Transcribe the listing that follows in full, omitting pictures.

[DATA TO USE]:

--- Start ---

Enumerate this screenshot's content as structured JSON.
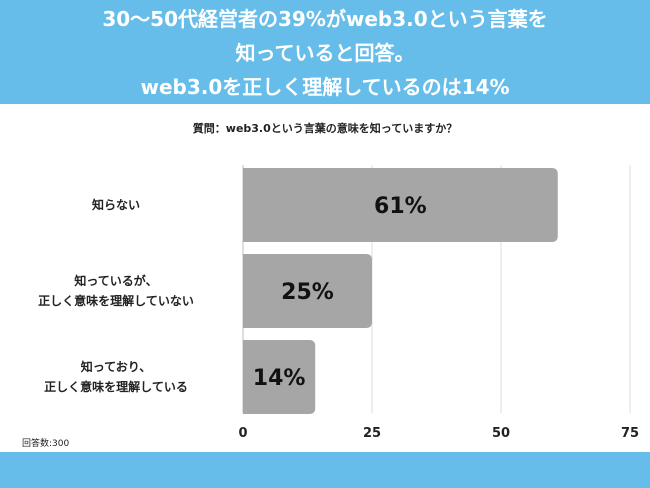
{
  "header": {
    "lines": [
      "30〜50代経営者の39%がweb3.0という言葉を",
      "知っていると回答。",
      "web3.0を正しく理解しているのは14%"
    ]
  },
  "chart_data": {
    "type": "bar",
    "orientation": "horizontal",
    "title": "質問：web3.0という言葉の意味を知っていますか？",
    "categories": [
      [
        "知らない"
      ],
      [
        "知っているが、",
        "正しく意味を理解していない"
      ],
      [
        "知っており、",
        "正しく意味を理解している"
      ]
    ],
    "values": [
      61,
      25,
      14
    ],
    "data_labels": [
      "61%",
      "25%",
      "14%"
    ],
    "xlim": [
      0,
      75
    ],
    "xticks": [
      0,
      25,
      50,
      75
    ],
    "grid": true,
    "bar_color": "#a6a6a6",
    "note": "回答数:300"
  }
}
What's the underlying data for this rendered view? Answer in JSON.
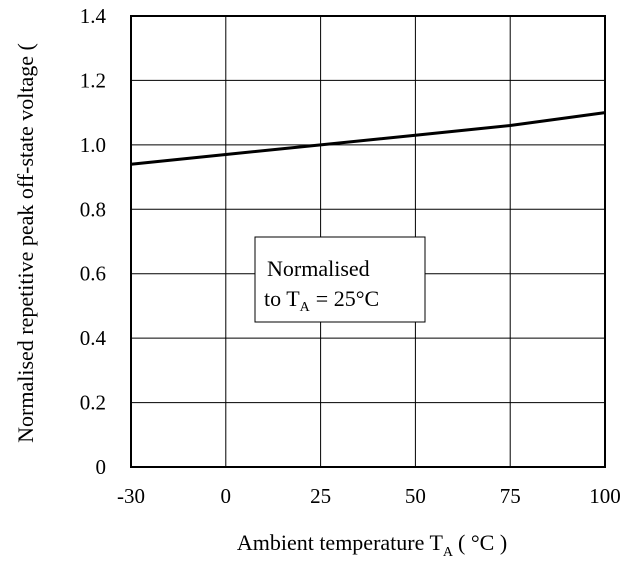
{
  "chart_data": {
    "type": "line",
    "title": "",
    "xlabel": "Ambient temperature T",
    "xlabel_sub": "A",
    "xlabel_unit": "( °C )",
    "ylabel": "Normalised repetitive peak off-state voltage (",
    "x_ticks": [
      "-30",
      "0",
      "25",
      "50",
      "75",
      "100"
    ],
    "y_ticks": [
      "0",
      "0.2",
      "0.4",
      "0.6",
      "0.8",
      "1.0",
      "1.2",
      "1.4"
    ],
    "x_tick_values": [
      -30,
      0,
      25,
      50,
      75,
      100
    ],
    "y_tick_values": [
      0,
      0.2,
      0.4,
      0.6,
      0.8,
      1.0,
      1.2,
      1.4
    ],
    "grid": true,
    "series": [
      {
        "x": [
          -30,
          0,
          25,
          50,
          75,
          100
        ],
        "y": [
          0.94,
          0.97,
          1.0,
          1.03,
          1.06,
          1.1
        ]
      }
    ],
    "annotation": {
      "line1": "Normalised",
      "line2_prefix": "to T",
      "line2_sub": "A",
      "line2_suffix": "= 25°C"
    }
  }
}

--- End ---

[SOLUTION FOR THIS TASK]:
Enumerate this screenshot's content as structured JSON.
{
  "header": {
    "lines": [
      "30〜50代経営者の39%がweb3.0という言葉を",
      "知っていると回答。",
      "web3.0を正しく理解しているのは14%"
    ]
  },
  "chart_data": {
    "type": "bar",
    "orientation": "horizontal",
    "title": "質問：web3.0という言葉の意味を知っていますか？",
    "categories": [
      [
        "知らない"
      ],
      [
        "知っているが、",
        "正しく意味を理解していない"
      ],
      [
        "知っており、",
        "正しく意味を理解している"
      ]
    ],
    "values": [
      61,
      25,
      14
    ],
    "data_labels": [
      "61%",
      "25%",
      "14%"
    ],
    "xlim": [
      0,
      75
    ],
    "xticks": [
      0,
      25,
      50,
      75
    ],
    "grid": true,
    "bar_color": "#a6a6a6",
    "note": "回答数:300"
  }
}
What's the underlying data for this rendered view? Answer in JSON.
{
  "chart_data": {
    "type": "line",
    "title": "",
    "xlabel": "Ambient temperature T",
    "xlabel_sub": "A",
    "xlabel_unit": "( °C )",
    "ylabel": "Normalised repetitive peak off-state voltage (",
    "x_ticks": [
      "-30",
      "0",
      "25",
      "50",
      "75",
      "100"
    ],
    "y_ticks": [
      "0",
      "0.2",
      "0.4",
      "0.6",
      "0.8",
      "1.0",
      "1.2",
      "1.4"
    ],
    "x_tick_values": [
      -30,
      0,
      25,
      50,
      75,
      100
    ],
    "y_tick_values": [
      0,
      0.2,
      0.4,
      0.6,
      0.8,
      1.0,
      1.2,
      1.4
    ],
    "grid": true,
    "series": [
      {
        "x": [
          -30,
          0,
          25,
          50,
          75,
          100
        ],
        "y": [
          0.94,
          0.97,
          1.0,
          1.03,
          1.06,
          1.1
        ]
      }
    ],
    "annotation": {
      "line1": "Normalised",
      "line2_prefix": "to T",
      "line2_sub": "A",
      "line2_suffix": "= 25°C"
    }
  }
}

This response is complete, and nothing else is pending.